**What the task asks**
Tally the lines in the listing below that contain "feedback" and report the tally alone.

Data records
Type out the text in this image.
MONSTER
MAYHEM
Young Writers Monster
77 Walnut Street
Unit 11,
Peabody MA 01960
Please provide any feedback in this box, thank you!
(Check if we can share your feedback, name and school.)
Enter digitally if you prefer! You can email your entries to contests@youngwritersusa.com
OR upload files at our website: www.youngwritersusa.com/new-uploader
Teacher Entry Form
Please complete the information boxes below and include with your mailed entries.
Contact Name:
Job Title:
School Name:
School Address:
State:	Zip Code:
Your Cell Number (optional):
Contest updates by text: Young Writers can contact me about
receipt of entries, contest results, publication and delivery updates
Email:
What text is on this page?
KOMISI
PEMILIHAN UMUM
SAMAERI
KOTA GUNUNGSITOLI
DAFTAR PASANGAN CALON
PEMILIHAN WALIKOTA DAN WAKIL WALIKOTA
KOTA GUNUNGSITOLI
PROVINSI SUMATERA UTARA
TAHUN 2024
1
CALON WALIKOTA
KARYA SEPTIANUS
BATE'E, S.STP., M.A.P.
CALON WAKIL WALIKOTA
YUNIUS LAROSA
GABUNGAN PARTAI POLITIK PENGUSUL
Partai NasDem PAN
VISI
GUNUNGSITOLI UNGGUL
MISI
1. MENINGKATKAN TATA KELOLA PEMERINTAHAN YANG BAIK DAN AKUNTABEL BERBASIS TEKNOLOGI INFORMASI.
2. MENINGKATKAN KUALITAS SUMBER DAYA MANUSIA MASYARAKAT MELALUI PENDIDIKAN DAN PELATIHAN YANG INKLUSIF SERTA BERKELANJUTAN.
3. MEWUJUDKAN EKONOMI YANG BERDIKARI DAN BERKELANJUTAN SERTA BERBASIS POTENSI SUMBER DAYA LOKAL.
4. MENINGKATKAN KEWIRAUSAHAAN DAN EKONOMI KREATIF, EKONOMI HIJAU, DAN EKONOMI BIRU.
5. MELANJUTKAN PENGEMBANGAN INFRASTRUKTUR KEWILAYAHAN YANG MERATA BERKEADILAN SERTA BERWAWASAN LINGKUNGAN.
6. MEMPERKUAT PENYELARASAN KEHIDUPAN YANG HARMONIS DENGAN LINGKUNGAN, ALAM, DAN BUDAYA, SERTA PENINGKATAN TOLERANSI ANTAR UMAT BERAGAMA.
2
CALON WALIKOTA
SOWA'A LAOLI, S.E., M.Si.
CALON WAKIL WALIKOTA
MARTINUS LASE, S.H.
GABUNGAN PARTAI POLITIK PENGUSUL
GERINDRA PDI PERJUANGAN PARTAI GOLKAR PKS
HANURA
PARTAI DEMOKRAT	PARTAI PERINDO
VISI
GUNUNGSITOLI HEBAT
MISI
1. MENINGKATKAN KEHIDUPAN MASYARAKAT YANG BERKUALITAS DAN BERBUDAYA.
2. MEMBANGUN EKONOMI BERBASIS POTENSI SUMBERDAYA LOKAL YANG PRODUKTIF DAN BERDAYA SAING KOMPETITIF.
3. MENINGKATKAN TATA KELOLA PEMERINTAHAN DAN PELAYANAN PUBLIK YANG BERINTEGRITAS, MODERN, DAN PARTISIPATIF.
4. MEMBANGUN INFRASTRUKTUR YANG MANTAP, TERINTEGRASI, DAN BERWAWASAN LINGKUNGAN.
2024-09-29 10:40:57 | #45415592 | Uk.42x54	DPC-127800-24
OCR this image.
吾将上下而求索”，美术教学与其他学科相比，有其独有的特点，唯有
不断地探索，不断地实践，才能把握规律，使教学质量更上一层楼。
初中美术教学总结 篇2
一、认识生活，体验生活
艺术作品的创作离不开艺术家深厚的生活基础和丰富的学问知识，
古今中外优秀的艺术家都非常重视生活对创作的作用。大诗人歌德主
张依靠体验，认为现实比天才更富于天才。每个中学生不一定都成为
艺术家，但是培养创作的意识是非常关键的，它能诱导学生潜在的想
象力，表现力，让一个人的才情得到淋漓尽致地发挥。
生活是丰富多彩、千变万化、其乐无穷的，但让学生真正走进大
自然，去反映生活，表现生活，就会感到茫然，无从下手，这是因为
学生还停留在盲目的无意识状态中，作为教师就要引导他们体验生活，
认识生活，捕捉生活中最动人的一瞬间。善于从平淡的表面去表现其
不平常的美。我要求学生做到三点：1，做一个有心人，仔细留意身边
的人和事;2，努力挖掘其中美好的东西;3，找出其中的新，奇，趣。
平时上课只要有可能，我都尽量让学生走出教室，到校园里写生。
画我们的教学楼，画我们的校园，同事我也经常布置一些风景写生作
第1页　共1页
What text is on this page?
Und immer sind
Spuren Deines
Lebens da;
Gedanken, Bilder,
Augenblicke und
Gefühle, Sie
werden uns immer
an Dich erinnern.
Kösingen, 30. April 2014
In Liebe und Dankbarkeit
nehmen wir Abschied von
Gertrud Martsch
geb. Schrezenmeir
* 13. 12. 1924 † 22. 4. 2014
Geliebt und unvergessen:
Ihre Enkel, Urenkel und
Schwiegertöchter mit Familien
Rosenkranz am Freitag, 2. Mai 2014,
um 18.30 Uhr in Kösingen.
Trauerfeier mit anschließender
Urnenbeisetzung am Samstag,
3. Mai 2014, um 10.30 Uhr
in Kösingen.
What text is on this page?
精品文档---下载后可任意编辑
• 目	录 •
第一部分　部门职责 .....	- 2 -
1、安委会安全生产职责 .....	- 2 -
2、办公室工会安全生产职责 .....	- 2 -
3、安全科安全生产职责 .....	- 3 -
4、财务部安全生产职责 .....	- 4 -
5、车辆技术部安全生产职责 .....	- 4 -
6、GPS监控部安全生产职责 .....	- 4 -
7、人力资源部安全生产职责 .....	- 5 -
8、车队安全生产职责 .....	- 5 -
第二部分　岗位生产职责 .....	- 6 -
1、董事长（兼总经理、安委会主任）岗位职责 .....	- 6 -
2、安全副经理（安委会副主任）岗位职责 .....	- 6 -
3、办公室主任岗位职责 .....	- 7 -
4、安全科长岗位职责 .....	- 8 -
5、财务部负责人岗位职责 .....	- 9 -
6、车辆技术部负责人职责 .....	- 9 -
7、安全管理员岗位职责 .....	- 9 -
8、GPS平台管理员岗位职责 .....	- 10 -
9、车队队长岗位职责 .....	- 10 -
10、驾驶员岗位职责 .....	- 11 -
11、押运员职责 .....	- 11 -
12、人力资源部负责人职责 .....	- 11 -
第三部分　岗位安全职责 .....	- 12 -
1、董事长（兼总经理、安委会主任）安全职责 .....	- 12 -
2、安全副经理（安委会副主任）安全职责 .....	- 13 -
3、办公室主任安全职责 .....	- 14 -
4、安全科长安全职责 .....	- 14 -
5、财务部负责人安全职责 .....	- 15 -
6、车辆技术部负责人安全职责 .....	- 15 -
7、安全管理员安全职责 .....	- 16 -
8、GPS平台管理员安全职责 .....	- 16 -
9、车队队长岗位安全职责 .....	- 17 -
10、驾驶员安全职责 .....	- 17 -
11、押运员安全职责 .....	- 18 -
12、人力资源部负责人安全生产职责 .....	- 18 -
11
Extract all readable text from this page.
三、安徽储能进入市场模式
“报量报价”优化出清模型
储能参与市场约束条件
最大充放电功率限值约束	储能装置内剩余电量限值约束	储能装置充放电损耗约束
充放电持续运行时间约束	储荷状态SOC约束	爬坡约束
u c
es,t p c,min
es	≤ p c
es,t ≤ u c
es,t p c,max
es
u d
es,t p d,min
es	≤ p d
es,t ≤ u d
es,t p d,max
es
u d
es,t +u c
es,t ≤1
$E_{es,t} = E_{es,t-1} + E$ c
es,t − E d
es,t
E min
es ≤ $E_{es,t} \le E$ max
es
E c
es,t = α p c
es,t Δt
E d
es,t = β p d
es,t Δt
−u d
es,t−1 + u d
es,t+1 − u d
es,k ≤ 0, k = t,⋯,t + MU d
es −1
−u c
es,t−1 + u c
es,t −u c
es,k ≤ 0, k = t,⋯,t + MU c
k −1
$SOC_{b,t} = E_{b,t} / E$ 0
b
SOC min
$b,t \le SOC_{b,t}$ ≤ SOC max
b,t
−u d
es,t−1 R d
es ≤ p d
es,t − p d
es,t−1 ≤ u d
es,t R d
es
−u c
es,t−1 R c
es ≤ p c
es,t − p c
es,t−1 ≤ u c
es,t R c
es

**Output of the exercise**
2